(EXERCISE):
Extract each line holding the word "Stan" from the entries.
Start of ROWS
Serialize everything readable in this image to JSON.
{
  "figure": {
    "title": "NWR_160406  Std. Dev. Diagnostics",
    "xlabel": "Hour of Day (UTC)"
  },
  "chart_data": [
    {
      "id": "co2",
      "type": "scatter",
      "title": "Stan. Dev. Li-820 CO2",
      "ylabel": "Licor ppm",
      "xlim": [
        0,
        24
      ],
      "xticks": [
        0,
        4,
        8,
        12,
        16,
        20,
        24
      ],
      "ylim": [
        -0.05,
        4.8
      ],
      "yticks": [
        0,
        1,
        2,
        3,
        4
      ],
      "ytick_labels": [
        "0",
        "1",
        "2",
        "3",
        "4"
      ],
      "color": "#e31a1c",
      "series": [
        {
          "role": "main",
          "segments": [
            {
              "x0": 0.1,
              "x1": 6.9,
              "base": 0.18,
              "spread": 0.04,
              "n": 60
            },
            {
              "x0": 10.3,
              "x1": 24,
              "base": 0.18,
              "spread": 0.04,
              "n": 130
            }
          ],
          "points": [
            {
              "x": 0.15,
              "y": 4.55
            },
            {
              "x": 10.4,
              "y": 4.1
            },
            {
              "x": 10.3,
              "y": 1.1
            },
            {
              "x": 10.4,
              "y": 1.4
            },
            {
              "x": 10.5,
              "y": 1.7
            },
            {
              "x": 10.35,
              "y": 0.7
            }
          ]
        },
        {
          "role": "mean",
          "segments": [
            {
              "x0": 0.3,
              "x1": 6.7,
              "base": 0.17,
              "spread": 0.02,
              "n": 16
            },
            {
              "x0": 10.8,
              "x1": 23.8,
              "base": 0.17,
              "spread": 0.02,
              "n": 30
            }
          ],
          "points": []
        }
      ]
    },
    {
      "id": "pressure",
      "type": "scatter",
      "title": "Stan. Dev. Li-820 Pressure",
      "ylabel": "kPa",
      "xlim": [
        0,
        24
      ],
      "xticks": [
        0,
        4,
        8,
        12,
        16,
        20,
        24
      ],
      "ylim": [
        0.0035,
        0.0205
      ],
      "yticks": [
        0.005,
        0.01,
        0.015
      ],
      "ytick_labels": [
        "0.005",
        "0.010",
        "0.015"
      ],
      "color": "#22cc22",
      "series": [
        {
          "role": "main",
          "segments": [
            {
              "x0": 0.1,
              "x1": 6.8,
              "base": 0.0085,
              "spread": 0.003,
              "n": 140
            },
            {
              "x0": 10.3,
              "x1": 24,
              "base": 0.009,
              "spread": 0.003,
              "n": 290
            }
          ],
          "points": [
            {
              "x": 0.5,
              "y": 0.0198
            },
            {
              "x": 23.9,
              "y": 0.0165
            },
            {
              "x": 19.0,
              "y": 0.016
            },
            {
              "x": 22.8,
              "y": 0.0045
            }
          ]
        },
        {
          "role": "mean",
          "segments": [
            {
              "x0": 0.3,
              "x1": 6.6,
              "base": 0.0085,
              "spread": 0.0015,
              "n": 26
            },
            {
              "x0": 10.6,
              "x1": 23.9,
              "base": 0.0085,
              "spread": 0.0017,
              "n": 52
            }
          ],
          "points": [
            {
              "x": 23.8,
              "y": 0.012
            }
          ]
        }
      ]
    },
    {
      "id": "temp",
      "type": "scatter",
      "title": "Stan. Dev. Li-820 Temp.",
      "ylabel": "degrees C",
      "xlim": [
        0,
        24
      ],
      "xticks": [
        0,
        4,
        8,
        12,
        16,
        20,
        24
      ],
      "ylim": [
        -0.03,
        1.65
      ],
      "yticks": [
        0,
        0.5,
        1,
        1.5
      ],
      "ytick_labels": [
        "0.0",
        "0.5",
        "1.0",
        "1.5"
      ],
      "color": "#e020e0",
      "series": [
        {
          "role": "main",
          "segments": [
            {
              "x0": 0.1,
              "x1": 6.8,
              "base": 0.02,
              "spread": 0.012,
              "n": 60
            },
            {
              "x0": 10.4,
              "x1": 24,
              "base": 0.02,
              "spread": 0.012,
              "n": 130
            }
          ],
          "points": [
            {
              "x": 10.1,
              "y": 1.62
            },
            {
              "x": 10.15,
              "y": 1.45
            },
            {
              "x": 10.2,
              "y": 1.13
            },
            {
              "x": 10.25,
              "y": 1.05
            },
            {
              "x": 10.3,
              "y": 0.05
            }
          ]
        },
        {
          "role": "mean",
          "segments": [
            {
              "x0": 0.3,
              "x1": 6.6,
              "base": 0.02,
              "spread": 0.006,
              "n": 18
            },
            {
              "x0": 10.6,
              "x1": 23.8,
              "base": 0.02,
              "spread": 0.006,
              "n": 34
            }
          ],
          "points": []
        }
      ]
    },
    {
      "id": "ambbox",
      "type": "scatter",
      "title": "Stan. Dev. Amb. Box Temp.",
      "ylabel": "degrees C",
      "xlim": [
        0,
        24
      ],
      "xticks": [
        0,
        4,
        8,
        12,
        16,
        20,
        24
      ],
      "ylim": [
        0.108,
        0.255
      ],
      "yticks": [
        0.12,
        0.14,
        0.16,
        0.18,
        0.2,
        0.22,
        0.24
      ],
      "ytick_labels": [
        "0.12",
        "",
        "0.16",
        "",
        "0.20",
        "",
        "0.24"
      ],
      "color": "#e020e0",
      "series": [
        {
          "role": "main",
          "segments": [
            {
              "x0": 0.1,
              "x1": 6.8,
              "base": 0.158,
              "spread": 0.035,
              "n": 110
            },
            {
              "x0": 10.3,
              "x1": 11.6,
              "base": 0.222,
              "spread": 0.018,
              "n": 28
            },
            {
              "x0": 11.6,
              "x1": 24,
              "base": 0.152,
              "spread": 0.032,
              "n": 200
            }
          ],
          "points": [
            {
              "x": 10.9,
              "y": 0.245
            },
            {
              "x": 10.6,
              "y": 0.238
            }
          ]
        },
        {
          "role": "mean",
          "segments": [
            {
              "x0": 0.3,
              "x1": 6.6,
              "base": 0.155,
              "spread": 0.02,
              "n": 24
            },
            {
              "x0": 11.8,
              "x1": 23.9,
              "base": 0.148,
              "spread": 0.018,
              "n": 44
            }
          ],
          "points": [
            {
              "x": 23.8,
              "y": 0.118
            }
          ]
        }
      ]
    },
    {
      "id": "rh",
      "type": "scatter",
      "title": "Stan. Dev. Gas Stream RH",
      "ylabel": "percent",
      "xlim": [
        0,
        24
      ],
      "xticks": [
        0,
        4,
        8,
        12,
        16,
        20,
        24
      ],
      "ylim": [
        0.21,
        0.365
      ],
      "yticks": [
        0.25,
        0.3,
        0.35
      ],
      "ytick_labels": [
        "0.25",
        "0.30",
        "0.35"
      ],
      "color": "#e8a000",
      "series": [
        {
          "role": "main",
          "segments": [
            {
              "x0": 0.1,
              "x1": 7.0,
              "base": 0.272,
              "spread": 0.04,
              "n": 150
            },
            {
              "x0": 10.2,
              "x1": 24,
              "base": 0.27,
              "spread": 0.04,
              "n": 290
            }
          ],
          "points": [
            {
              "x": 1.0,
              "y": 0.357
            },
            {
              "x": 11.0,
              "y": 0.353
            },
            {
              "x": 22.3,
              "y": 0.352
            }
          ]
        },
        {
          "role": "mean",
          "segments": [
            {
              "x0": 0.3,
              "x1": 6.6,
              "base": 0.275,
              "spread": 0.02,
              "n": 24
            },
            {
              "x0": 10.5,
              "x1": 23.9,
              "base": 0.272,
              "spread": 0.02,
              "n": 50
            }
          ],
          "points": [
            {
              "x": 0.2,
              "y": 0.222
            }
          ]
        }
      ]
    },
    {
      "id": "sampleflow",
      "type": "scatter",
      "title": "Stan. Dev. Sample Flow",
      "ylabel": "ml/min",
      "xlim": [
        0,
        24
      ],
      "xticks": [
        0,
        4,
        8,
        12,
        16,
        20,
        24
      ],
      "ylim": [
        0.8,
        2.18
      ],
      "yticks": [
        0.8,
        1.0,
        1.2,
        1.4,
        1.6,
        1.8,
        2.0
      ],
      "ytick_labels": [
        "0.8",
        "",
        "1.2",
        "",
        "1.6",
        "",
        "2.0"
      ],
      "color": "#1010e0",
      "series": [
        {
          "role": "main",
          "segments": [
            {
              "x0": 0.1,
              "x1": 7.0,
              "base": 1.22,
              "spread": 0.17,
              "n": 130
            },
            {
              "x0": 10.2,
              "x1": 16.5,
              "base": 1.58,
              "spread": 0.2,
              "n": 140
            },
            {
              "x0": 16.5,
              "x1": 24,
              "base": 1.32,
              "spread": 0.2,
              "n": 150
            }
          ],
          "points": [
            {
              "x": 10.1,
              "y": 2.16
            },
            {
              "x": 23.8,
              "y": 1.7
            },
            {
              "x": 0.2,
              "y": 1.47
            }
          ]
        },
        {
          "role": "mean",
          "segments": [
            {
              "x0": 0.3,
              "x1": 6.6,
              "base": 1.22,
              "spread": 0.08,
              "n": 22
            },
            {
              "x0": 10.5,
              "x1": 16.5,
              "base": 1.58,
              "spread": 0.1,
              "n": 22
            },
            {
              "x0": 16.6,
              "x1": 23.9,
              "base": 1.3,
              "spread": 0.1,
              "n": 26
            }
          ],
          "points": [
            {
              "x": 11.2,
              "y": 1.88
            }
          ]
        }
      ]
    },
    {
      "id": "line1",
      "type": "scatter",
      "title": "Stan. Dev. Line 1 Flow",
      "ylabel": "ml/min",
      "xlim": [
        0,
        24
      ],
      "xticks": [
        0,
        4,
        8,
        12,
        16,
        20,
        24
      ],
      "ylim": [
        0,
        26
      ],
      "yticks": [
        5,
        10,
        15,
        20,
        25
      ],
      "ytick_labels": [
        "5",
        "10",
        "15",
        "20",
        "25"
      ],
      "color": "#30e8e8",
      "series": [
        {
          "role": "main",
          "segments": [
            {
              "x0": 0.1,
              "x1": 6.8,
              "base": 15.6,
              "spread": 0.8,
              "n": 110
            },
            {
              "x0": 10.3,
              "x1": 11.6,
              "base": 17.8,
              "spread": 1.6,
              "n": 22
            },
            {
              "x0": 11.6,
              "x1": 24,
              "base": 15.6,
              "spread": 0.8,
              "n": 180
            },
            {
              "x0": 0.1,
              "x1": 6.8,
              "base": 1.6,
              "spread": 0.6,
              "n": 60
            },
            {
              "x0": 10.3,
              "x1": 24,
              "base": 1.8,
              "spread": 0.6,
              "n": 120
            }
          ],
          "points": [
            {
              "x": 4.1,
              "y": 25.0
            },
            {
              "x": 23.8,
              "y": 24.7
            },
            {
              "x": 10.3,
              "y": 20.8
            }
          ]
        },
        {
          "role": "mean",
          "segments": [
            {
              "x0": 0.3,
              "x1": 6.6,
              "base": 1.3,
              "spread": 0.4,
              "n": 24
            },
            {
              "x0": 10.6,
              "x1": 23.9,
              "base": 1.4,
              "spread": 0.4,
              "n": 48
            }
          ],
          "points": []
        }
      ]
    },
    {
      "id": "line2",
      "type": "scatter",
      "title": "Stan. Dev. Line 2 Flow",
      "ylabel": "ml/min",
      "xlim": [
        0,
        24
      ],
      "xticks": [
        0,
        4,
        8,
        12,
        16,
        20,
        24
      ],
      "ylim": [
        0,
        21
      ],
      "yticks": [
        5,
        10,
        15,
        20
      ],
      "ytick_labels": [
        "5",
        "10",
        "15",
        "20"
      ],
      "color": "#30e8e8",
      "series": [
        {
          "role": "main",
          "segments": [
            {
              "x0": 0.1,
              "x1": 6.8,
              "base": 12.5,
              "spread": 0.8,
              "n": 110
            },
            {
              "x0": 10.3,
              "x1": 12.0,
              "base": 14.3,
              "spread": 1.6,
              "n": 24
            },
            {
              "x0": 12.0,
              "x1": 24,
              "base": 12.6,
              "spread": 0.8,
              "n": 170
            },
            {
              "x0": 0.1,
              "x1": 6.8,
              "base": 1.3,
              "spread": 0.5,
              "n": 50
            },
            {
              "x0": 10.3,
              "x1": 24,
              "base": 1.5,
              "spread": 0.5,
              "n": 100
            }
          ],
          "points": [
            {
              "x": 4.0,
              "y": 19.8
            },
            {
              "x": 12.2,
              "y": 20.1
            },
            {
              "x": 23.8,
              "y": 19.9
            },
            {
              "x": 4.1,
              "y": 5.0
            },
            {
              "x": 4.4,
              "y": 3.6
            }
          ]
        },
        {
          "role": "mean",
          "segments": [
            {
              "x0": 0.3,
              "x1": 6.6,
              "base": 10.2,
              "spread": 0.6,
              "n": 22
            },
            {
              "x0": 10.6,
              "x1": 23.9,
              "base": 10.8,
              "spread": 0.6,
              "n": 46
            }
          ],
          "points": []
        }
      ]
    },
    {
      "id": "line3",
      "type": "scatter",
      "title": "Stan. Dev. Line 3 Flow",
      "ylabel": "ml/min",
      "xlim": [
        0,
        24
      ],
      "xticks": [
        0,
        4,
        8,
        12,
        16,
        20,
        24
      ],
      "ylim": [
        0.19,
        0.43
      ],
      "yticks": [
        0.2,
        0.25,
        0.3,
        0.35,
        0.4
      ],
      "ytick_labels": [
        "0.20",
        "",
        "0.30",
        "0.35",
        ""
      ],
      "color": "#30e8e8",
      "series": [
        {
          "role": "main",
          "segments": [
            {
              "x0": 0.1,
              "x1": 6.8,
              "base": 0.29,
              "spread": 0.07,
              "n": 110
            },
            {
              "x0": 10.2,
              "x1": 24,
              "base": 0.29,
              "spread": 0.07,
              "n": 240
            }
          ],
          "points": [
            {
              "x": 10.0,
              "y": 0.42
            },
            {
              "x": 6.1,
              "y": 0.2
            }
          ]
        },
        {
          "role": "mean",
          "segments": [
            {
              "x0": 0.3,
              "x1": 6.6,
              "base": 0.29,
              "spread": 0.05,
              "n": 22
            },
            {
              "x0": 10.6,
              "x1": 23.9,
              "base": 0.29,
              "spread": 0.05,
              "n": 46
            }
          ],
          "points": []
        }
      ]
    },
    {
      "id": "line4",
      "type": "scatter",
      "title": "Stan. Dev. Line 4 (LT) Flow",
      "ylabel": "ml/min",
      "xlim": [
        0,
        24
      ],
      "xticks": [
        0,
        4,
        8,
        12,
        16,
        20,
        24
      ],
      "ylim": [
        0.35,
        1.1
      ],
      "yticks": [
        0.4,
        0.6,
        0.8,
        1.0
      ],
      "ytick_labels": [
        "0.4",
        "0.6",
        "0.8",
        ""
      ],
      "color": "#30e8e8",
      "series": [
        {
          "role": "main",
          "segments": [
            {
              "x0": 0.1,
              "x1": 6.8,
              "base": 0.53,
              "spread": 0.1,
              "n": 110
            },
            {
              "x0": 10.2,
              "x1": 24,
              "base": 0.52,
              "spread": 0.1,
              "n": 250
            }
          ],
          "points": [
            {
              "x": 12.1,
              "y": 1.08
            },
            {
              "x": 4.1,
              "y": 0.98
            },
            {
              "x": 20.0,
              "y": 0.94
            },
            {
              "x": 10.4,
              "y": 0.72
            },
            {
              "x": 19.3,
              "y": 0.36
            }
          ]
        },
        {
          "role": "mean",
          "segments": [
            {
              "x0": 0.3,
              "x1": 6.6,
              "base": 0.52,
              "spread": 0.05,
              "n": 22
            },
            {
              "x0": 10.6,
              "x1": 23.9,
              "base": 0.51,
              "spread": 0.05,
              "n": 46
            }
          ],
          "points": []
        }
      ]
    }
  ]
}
End of ROWS
(COMPLETED EXERCISE):
      "title": "Stan. Dev. Li-820 CO2",
      "title": "Stan. Dev. Li-820 Pressure",
      "title": "Stan. Dev. Li-820 Temp.",
      "title": "Stan. Dev. Amb. Box Temp.",
      "title": "Stan. Dev. Gas Stream RH",
      "title": "Stan. Dev. Sample Flow",
      "title": "Stan. Dev. Line 1 Flow",
      "title": "Stan. Dev. Line 2 Flow",
      "title": "Stan. Dev. Line 3 Flow",
      "title": "Stan. Dev. Line 4 (LT) Flow",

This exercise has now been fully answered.